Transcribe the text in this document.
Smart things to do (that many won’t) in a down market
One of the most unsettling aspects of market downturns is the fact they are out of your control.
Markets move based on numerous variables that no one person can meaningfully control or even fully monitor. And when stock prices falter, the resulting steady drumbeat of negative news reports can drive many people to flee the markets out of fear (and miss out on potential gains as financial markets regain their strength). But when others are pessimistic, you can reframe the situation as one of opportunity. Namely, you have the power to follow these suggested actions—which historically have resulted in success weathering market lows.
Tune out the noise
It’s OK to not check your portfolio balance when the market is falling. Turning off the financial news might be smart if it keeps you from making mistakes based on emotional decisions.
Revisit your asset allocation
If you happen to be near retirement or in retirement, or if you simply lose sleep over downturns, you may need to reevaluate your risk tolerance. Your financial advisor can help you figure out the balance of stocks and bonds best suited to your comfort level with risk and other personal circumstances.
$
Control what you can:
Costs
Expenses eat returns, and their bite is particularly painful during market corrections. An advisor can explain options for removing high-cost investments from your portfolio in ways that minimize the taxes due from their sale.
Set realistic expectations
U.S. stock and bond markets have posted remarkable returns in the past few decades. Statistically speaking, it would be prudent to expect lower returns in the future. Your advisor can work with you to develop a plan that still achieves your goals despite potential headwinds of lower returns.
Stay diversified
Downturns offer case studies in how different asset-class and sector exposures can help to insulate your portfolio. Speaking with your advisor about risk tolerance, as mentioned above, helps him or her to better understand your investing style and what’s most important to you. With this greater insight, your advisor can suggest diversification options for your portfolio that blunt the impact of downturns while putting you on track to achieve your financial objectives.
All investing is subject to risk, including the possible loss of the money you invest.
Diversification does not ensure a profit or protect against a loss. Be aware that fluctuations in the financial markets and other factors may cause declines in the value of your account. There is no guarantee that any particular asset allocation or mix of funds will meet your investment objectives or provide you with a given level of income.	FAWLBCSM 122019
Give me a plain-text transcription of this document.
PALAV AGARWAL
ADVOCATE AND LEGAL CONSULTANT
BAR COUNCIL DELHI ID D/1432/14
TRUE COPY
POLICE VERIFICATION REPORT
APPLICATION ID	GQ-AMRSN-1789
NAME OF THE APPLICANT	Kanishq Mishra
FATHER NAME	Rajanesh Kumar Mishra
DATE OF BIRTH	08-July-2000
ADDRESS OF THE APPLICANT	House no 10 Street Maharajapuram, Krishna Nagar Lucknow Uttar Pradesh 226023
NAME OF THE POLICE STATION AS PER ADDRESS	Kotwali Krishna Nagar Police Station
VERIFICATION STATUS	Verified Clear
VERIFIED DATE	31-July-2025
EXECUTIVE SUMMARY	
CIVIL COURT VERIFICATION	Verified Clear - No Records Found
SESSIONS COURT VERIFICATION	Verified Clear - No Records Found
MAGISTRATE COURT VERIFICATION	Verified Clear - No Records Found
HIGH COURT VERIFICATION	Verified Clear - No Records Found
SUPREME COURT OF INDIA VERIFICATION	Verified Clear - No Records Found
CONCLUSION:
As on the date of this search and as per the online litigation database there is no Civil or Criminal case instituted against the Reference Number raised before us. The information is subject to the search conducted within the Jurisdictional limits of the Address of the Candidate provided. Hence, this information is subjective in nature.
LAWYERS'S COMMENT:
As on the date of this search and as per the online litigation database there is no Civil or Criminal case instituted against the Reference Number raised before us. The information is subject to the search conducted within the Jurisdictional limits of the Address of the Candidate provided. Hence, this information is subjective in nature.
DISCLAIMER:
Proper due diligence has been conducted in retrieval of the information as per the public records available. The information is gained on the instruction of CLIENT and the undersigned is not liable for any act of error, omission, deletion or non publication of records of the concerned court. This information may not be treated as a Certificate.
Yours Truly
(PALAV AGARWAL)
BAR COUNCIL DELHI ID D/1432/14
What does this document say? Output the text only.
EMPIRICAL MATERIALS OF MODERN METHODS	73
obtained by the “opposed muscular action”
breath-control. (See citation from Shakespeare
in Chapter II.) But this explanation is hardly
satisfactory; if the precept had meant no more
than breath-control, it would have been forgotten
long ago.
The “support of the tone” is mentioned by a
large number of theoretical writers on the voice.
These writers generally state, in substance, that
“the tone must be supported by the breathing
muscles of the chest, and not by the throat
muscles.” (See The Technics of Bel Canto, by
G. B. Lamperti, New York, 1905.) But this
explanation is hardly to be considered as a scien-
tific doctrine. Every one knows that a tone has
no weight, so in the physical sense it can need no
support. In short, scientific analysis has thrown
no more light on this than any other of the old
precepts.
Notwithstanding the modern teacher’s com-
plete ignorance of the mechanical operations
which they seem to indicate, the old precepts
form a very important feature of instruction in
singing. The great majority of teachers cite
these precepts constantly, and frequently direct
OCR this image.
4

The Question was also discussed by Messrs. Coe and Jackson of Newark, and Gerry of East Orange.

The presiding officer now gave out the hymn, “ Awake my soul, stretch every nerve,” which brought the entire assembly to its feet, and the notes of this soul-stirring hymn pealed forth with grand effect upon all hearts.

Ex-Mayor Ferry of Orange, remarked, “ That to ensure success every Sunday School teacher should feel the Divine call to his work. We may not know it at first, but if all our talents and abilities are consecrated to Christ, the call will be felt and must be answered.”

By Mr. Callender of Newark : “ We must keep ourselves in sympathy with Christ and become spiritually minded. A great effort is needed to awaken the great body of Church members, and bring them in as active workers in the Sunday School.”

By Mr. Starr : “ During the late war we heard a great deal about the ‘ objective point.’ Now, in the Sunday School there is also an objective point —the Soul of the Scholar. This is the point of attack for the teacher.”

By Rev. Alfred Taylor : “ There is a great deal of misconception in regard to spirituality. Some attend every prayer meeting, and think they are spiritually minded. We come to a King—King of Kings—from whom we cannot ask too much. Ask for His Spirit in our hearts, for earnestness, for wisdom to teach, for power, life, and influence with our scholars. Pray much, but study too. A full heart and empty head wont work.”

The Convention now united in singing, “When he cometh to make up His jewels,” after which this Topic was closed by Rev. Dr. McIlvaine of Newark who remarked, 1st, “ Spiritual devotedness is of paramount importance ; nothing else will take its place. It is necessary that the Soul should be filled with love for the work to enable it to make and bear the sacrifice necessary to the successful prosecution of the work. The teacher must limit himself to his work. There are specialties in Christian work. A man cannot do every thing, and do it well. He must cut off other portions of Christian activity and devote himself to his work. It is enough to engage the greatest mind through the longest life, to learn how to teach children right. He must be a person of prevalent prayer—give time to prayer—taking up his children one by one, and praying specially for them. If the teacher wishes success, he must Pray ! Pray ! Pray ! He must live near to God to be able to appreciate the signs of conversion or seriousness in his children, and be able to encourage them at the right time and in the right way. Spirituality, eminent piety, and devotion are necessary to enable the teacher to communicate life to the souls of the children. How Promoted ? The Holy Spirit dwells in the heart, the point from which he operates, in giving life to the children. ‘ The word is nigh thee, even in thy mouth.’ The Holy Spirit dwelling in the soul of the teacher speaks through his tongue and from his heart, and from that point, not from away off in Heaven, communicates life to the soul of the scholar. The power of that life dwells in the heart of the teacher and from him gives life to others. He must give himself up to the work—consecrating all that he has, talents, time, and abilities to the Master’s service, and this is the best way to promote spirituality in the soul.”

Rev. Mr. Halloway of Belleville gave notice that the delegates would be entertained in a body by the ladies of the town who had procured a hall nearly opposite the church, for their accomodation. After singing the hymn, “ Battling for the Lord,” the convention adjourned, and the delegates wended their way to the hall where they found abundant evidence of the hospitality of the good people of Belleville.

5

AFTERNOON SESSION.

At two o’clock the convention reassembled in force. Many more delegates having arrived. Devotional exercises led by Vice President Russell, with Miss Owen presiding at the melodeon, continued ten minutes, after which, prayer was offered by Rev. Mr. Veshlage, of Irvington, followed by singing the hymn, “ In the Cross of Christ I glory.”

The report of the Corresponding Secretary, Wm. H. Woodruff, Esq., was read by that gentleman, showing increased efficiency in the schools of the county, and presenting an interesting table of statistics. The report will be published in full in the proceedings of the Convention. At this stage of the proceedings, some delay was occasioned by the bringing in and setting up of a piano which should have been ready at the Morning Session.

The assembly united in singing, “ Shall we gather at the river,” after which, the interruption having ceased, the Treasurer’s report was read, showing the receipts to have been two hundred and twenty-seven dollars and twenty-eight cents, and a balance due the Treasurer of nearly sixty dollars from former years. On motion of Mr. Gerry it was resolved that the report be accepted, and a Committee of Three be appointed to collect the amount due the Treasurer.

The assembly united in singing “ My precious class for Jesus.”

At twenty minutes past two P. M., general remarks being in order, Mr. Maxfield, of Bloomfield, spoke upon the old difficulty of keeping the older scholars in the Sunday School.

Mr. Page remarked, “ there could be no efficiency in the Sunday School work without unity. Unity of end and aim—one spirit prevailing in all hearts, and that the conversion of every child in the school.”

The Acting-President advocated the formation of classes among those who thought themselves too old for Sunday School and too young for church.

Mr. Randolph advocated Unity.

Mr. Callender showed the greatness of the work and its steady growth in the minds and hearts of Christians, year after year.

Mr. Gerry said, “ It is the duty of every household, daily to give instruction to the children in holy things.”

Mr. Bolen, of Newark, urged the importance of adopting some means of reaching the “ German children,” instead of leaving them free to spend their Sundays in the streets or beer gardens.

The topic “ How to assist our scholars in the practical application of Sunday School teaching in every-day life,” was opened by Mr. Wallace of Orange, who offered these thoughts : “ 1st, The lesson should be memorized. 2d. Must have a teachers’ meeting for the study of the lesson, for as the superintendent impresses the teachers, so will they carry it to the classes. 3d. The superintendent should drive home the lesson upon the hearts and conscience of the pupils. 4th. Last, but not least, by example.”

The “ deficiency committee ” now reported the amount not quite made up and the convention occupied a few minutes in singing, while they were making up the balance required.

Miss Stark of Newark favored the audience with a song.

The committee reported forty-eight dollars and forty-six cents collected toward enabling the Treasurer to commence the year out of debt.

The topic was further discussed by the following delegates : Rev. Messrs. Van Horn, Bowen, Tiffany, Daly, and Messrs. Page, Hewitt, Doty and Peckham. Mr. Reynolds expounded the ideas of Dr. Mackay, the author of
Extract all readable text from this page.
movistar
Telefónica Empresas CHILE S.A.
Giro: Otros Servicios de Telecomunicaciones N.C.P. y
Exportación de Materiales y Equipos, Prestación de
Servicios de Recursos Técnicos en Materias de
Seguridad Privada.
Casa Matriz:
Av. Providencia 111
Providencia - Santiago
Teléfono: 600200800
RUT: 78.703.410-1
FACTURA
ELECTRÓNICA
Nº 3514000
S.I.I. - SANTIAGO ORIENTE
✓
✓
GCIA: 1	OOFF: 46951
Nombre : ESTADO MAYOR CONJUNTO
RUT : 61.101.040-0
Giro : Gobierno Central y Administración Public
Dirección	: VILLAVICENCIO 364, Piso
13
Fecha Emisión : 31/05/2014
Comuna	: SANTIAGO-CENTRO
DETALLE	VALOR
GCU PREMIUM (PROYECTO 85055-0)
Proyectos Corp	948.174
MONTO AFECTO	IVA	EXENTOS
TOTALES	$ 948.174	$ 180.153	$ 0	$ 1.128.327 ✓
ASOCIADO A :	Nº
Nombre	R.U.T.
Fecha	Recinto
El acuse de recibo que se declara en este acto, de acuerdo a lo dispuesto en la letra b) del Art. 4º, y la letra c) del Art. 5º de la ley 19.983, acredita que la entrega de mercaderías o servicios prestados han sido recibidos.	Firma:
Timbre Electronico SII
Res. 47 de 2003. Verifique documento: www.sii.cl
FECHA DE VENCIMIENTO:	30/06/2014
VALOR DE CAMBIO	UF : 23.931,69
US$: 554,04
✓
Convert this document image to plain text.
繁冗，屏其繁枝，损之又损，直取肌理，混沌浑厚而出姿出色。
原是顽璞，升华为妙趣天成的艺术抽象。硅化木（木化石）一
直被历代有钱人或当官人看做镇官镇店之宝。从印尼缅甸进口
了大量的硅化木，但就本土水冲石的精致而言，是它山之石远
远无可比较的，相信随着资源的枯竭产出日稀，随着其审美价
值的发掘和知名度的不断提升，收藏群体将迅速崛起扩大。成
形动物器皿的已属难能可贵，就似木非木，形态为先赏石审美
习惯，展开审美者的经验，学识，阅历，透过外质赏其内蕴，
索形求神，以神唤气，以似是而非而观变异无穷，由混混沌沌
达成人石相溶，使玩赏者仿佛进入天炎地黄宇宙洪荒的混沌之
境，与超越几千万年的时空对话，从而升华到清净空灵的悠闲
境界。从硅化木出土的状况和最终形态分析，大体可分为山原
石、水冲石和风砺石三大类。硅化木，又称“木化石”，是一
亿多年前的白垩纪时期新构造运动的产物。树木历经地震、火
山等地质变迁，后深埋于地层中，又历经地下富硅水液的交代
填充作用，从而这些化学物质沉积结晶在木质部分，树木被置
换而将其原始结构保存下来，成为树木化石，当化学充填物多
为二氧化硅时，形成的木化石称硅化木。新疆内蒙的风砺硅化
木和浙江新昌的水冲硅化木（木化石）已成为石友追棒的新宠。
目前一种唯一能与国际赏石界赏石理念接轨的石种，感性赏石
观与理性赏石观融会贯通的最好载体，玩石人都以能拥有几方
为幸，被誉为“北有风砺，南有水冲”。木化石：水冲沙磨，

--------------------------------------------------

• _Exercise task_
Copy down every line of the entries containing the word "Messrs".

• _Response to this task_
The Question was also discussed by Messrs. Coe and Jackson of Newark, and Gerry of East Orange.
The topic was further discussed by the following delegates : Rev. Messrs. Van Horn, Bowen, Tiffany, Daly, and Messrs. Page, Hewitt, Doty and Peckham. Mr. Reynolds expounded the ideas of Dr. Mackay, the author of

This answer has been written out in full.